• _Exercise brief_: Copy out each line of the material in which the word "Stelde" appears.

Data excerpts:

═══

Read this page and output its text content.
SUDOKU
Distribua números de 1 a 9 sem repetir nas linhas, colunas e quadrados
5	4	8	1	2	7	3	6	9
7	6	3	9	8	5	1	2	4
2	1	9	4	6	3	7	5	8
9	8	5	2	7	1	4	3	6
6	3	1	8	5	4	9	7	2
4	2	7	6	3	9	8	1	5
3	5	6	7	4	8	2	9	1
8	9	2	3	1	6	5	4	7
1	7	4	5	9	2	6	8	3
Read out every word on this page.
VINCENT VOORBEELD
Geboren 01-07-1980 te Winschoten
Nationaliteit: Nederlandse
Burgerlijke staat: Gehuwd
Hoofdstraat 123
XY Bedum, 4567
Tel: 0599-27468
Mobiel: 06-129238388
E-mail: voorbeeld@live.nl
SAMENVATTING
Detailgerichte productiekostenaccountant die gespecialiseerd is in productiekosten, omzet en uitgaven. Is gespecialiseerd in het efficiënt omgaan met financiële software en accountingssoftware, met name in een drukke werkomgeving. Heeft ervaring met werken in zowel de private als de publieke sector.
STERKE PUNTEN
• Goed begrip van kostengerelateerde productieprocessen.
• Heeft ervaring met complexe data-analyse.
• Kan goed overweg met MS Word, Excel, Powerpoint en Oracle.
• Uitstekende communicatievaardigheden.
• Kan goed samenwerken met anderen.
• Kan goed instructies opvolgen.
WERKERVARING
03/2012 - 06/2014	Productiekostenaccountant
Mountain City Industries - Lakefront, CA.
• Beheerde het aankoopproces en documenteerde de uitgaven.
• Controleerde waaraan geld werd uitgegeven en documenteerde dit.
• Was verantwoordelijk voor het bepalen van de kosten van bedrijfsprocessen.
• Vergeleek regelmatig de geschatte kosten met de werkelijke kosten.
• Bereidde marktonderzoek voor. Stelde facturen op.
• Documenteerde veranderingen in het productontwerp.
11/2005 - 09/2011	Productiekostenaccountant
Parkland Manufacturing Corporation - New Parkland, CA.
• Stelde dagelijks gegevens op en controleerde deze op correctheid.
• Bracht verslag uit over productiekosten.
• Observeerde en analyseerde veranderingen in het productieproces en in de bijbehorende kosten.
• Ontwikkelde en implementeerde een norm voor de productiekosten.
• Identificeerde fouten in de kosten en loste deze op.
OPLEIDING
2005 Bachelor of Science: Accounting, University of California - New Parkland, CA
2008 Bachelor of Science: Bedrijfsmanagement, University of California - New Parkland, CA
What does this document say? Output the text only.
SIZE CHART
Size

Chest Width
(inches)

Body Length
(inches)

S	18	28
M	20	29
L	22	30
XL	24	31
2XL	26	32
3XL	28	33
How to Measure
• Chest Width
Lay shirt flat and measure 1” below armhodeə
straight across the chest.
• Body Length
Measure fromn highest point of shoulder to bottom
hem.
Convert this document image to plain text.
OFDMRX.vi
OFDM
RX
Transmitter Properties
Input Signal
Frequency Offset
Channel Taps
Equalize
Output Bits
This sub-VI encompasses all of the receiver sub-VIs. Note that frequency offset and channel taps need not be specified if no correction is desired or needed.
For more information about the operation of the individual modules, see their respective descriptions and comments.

═══

• _Answer to the problem_:
• Bereidde marktonderzoek voor. Stelde facturen op.
• Stelde dagelijks gegevens op en controleerde deze op correctheid.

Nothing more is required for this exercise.